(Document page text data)
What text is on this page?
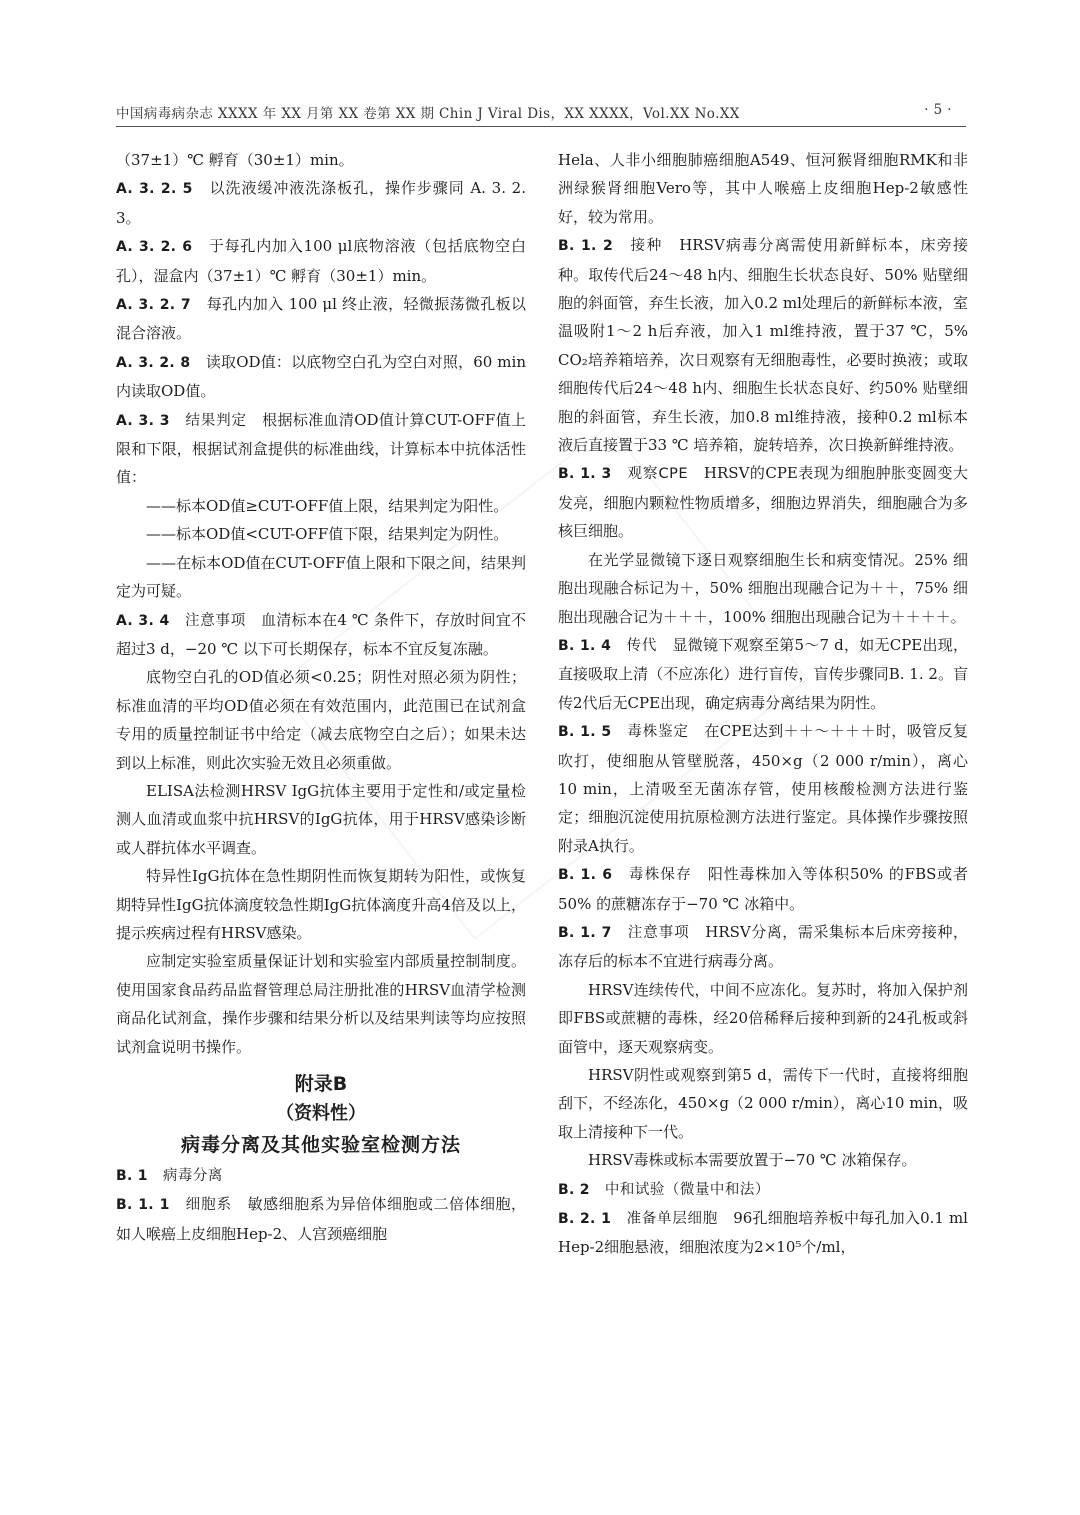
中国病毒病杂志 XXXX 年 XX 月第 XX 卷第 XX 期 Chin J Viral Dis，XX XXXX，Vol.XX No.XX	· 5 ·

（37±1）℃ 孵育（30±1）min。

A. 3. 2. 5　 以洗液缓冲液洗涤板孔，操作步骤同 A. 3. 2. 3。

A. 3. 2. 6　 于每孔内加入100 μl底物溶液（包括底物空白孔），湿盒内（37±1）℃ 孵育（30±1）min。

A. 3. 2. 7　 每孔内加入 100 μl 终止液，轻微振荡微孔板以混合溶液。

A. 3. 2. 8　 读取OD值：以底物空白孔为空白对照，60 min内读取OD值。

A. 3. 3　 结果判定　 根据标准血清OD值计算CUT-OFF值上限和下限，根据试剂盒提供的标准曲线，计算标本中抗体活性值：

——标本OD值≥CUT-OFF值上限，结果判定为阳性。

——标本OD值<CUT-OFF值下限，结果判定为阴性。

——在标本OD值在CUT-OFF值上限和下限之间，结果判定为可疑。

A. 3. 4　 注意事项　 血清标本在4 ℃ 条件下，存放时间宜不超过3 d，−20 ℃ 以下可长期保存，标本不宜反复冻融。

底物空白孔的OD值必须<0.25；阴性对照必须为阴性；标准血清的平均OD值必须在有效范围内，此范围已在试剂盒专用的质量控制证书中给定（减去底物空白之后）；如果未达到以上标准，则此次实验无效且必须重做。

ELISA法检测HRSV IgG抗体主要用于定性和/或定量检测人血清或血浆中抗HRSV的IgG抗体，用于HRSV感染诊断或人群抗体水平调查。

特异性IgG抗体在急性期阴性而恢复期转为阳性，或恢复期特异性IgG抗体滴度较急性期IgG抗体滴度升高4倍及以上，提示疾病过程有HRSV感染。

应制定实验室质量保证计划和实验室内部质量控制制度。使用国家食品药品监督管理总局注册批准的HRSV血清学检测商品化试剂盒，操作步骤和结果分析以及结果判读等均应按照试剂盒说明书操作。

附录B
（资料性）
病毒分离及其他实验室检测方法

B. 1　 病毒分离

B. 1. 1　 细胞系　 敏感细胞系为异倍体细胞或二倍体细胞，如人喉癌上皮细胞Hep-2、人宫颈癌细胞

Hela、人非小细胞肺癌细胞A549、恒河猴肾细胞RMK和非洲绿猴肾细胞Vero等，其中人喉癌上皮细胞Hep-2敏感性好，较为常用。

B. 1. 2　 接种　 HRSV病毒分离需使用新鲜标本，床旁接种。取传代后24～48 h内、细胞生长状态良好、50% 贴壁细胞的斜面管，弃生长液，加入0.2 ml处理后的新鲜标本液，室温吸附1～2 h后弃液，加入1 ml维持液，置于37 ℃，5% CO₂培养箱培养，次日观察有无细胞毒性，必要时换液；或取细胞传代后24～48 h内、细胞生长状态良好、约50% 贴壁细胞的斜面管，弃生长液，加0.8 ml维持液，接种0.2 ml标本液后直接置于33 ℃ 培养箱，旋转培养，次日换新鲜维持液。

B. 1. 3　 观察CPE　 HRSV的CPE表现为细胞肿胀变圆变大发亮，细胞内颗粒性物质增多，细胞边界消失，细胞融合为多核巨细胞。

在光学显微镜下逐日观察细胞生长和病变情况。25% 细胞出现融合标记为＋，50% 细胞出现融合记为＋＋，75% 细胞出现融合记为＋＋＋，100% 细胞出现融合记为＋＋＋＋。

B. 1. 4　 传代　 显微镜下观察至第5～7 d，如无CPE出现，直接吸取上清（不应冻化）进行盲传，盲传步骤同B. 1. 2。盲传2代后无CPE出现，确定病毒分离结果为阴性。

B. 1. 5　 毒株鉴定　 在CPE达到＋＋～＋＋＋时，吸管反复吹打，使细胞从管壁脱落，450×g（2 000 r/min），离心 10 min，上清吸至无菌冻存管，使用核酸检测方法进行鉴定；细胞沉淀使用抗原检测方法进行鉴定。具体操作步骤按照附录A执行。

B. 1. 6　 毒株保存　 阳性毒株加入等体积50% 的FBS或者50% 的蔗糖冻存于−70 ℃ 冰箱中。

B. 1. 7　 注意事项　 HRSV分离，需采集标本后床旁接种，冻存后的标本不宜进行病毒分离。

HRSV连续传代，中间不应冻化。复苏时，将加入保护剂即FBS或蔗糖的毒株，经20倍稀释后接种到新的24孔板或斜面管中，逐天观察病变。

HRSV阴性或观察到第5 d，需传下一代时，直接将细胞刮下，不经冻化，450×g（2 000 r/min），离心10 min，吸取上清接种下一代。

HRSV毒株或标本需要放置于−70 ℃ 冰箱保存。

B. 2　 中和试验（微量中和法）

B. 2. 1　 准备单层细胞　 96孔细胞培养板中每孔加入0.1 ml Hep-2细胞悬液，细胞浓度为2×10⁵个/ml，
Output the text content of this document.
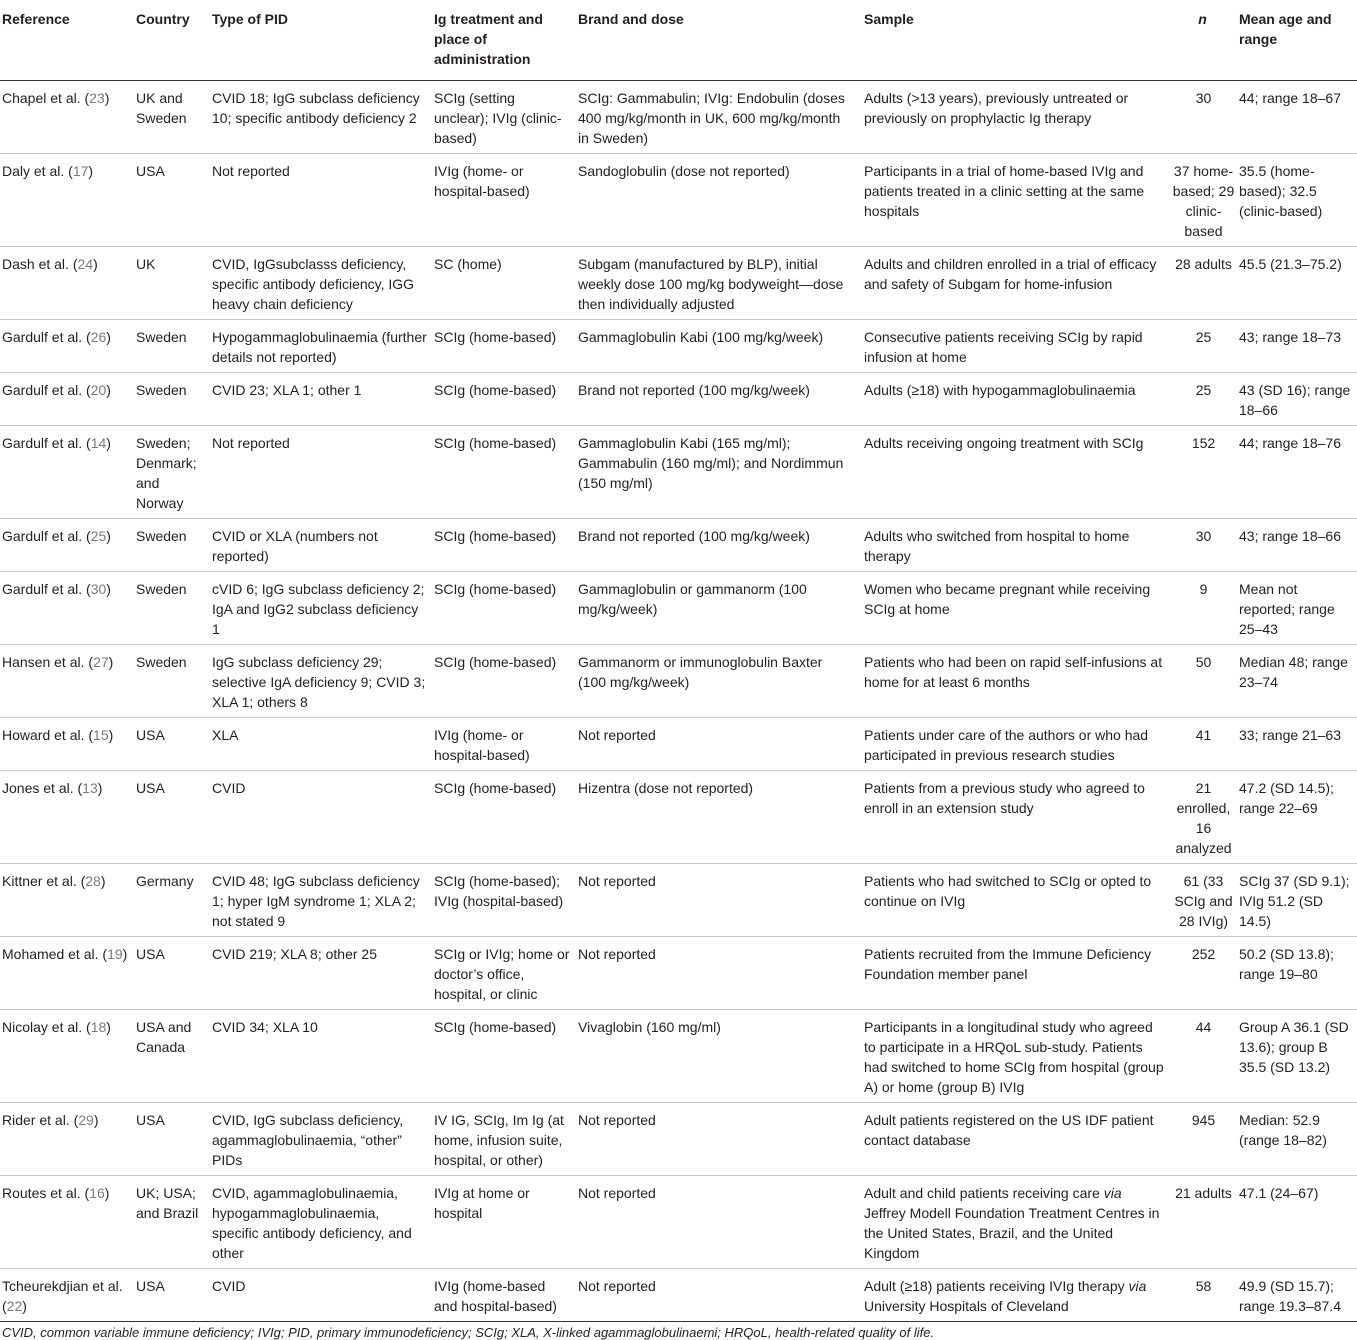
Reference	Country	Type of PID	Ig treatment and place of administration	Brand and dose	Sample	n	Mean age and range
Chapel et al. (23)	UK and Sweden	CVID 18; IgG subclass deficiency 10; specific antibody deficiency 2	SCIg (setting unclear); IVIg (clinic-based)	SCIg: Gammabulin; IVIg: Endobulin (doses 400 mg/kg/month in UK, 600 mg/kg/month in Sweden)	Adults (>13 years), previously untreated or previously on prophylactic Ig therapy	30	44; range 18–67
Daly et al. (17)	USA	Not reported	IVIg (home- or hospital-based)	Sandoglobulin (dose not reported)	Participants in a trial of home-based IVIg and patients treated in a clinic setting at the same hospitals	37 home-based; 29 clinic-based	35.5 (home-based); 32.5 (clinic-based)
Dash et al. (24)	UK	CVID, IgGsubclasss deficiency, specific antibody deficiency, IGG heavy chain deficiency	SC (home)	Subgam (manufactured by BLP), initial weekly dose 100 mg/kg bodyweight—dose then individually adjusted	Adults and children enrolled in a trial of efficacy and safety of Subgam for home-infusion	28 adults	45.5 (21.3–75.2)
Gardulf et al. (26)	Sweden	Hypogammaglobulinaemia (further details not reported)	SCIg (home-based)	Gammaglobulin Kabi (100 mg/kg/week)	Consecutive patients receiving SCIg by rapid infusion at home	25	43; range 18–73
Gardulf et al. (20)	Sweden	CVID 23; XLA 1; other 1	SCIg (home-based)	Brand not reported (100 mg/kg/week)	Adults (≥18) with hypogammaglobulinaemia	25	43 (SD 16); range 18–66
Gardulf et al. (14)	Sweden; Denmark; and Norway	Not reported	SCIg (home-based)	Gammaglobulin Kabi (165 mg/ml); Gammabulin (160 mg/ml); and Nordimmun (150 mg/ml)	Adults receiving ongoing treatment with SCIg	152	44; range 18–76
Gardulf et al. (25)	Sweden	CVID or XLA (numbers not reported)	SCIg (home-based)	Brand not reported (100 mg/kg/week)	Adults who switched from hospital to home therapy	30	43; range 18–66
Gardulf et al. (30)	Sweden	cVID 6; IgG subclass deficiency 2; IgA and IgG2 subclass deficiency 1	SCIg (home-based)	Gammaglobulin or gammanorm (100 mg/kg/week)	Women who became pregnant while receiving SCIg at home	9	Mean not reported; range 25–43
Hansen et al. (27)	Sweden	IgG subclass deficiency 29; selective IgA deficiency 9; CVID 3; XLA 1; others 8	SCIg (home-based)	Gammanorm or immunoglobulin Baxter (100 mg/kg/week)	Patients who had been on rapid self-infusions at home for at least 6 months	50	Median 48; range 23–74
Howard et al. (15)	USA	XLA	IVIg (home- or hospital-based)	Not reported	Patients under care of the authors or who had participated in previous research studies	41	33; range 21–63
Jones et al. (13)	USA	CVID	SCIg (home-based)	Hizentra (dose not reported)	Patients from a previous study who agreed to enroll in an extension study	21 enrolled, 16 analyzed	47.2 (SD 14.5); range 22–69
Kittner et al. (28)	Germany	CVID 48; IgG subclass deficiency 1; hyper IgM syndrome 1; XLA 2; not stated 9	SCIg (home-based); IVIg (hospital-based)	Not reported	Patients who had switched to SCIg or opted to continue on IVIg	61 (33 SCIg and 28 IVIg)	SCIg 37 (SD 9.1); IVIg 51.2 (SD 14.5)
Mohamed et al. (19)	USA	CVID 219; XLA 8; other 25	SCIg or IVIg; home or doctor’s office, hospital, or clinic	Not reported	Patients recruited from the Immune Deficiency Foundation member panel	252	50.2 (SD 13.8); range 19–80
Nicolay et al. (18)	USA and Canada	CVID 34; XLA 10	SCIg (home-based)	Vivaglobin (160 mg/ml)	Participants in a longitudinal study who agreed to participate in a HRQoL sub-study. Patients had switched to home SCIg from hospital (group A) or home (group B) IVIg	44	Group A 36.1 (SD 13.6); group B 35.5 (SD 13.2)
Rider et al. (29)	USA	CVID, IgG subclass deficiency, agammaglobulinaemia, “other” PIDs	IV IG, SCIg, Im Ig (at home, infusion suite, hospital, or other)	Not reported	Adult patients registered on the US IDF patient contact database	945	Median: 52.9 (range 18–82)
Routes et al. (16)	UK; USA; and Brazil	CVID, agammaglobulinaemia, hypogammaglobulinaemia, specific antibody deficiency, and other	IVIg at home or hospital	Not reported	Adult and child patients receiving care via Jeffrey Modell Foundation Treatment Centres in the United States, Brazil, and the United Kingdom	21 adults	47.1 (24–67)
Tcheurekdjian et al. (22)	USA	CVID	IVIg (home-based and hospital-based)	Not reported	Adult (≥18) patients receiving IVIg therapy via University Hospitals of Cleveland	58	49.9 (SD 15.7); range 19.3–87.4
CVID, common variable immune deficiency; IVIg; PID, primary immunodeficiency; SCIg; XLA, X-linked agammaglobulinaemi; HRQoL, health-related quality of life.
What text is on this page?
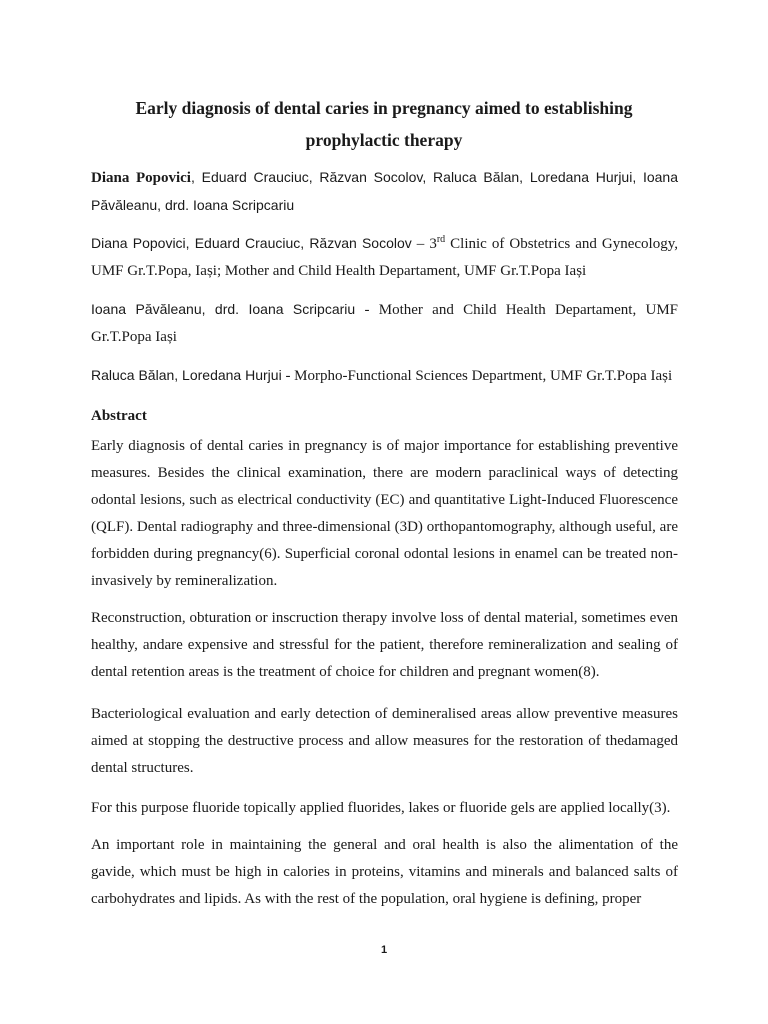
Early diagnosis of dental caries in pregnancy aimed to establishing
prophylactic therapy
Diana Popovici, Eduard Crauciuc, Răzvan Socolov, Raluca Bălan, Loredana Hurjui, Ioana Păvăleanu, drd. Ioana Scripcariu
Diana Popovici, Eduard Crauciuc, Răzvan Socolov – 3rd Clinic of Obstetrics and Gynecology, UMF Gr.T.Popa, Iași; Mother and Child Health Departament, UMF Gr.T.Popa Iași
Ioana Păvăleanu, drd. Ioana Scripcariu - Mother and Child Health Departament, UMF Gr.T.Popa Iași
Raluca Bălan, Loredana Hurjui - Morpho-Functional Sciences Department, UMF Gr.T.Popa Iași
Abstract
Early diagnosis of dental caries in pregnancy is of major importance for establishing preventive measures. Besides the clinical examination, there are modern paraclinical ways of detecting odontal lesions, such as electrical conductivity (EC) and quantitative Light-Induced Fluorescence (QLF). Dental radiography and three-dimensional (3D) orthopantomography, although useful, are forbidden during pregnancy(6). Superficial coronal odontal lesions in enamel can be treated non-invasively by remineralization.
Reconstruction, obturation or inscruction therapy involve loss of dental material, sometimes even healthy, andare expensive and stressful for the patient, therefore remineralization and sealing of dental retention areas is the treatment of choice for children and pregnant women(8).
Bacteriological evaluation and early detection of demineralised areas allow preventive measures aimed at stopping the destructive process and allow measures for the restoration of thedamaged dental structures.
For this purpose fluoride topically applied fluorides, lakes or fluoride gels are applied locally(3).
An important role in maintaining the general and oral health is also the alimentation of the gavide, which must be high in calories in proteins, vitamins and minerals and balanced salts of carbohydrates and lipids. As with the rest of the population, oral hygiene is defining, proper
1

* **Exercise brief**:
Gather each line in these records that contains the string "pregnancy".

* **Written answer**:
Early diagnosis of dental caries in pregnancy aimed to establishing
Early diagnosis of dental caries in pregnancy is of major importance for establishing preventive measures. Besides the clinical examination, there are modern paraclinical ways of detecting odontal lesions, such as electrical conductivity (EC) and quantitative Light-Induced Fluorescence (QLF). Dental radiography and three-dimensional (3D) orthopantomography, although useful, are forbidden during pregnancy(6). Superficial coronal odontal lesions in enamel can be treated non-invasively by remineralization.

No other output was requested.